**To be done**
Every line below that mentions the word "this" should be copied out.

[START Given entries]

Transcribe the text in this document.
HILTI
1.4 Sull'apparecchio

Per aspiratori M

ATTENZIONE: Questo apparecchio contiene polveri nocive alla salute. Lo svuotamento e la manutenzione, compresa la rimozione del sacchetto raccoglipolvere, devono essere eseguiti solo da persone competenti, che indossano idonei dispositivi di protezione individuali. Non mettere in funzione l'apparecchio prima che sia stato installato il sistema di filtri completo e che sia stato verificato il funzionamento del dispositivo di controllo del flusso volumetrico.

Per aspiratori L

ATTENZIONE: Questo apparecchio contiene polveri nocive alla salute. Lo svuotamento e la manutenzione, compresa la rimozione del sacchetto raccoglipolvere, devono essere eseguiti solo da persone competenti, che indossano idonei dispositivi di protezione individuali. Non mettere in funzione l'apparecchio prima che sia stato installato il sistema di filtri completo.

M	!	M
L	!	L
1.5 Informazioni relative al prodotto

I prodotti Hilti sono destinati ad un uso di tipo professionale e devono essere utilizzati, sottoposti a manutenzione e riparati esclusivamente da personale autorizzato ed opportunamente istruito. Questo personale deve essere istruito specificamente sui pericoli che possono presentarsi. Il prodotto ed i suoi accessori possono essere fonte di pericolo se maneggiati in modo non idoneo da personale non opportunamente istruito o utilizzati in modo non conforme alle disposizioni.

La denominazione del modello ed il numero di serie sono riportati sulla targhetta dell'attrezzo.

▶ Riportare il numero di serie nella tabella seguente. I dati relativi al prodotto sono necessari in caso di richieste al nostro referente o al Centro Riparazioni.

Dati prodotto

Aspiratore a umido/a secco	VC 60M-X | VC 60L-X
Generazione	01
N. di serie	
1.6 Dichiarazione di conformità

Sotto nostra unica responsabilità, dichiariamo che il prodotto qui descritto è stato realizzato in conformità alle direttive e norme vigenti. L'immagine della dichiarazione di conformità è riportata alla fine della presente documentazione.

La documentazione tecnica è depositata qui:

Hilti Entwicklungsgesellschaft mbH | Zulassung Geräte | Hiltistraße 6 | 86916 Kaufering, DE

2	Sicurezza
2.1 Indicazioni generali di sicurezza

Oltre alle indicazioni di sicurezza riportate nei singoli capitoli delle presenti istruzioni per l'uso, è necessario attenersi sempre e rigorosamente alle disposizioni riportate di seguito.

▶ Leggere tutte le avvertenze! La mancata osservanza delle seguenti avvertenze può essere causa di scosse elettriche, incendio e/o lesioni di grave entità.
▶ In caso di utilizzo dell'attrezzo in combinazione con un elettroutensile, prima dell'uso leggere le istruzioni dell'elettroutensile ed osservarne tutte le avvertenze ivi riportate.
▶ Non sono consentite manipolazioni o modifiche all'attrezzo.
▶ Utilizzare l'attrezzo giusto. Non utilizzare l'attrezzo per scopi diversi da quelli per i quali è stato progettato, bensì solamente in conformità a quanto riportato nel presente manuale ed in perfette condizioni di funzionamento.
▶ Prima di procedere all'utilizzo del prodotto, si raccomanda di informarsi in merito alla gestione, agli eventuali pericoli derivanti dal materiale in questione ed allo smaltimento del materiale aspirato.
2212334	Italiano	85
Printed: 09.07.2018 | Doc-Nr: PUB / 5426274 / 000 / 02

[END Given entries]
[START Given entries]

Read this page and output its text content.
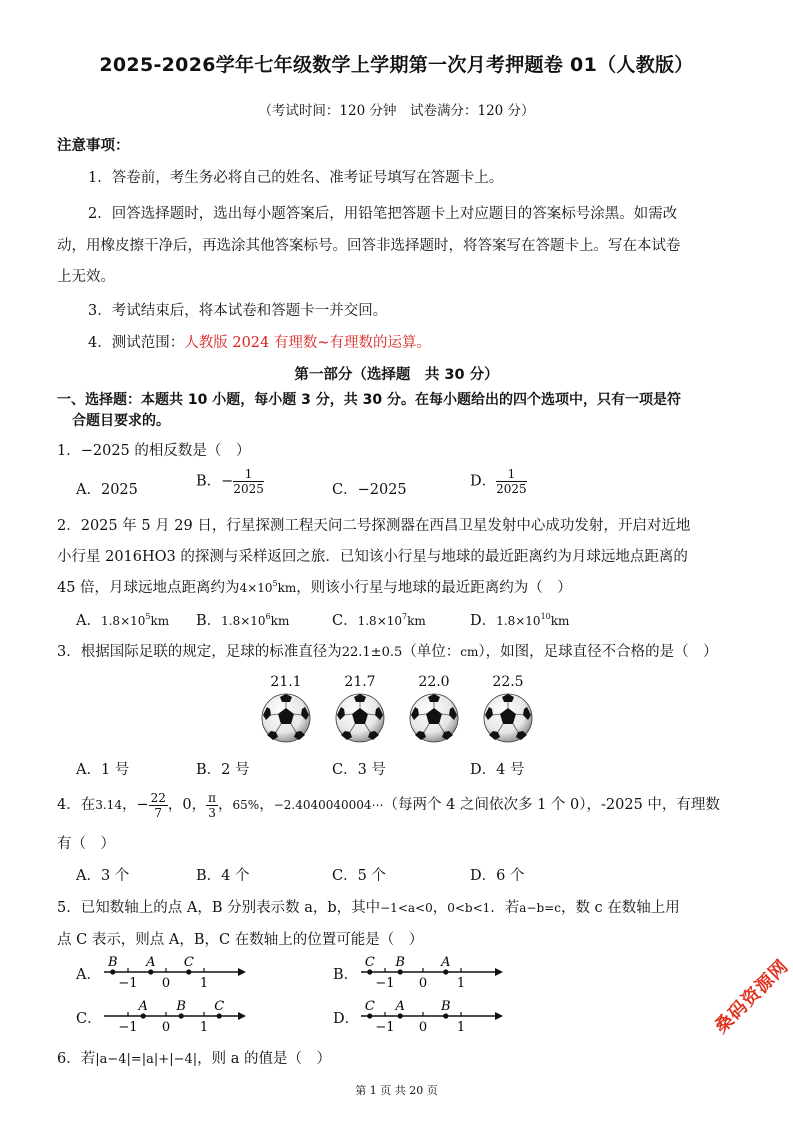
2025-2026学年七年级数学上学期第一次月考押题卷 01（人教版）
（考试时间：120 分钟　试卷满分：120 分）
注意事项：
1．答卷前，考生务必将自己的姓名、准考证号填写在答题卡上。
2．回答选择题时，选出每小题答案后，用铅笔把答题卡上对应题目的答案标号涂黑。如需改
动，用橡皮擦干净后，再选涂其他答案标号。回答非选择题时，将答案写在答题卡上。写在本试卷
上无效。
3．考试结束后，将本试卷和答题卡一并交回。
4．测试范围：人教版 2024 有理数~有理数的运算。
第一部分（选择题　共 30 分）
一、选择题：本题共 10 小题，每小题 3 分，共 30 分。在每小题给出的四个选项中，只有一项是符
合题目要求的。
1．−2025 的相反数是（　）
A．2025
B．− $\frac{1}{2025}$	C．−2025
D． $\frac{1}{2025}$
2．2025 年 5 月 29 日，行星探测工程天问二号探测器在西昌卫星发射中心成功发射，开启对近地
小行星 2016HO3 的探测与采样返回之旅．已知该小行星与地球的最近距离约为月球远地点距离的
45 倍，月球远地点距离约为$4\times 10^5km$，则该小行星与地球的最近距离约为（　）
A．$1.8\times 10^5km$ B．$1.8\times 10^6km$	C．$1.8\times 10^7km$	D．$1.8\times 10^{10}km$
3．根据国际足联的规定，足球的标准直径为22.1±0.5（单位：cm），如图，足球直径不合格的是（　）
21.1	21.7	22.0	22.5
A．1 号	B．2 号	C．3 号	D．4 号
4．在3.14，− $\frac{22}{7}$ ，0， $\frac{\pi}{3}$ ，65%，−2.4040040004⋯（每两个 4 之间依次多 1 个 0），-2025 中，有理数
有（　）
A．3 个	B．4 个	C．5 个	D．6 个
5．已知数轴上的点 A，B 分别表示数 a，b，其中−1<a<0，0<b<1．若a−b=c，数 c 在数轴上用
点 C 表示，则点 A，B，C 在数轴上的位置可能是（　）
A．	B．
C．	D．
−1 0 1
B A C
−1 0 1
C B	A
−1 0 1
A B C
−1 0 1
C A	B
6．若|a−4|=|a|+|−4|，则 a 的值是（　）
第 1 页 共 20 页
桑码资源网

[END Given entries]
[START Given entries]

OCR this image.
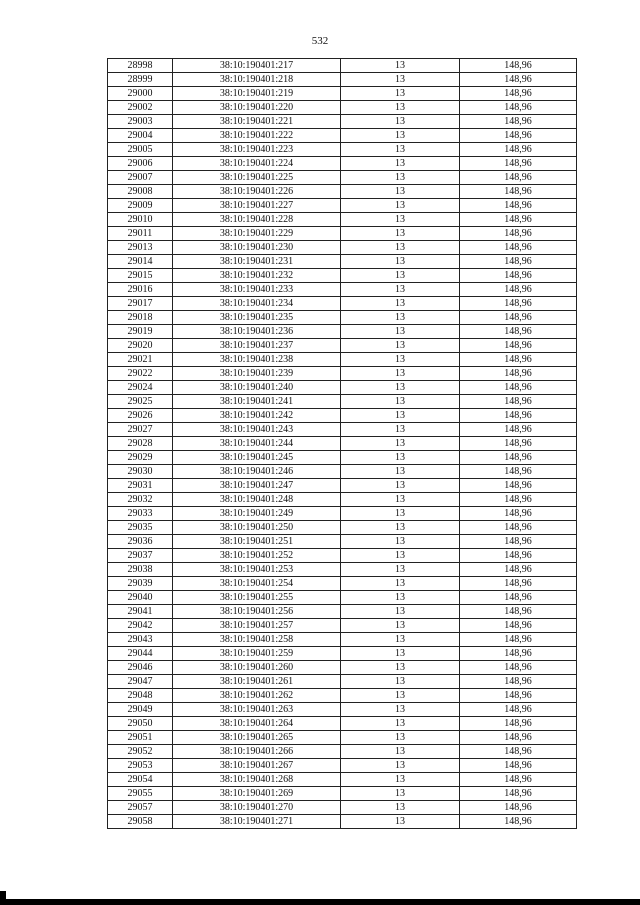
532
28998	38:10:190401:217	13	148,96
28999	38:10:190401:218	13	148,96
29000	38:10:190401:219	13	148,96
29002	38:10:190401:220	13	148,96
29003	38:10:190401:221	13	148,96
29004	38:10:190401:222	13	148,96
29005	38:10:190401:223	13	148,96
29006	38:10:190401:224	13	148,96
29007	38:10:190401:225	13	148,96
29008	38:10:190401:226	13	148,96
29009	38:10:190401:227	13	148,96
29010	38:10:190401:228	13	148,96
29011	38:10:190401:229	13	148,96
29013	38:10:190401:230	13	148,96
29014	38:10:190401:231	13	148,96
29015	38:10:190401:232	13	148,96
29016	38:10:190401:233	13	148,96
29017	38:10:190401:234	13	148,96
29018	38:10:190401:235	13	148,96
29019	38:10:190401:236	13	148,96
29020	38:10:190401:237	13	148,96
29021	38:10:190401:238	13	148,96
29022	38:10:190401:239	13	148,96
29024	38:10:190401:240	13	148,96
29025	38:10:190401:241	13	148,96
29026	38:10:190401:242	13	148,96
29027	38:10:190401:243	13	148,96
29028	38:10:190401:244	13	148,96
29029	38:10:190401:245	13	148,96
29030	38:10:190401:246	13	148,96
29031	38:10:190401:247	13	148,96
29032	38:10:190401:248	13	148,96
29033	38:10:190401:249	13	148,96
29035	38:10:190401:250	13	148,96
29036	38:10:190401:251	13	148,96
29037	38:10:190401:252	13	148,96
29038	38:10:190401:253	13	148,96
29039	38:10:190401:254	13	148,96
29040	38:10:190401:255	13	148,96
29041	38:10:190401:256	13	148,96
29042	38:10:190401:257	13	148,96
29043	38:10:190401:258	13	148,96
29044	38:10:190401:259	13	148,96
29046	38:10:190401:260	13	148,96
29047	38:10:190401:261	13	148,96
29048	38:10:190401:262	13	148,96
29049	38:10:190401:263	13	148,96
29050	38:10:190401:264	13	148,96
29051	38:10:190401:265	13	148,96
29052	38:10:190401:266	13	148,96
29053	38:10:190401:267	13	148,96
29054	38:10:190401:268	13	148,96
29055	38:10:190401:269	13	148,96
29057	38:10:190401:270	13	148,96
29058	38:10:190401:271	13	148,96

[END Given entries]

**Right answer**
Transcribe the text in this document.
Read this page and output its text content.
OCR this image.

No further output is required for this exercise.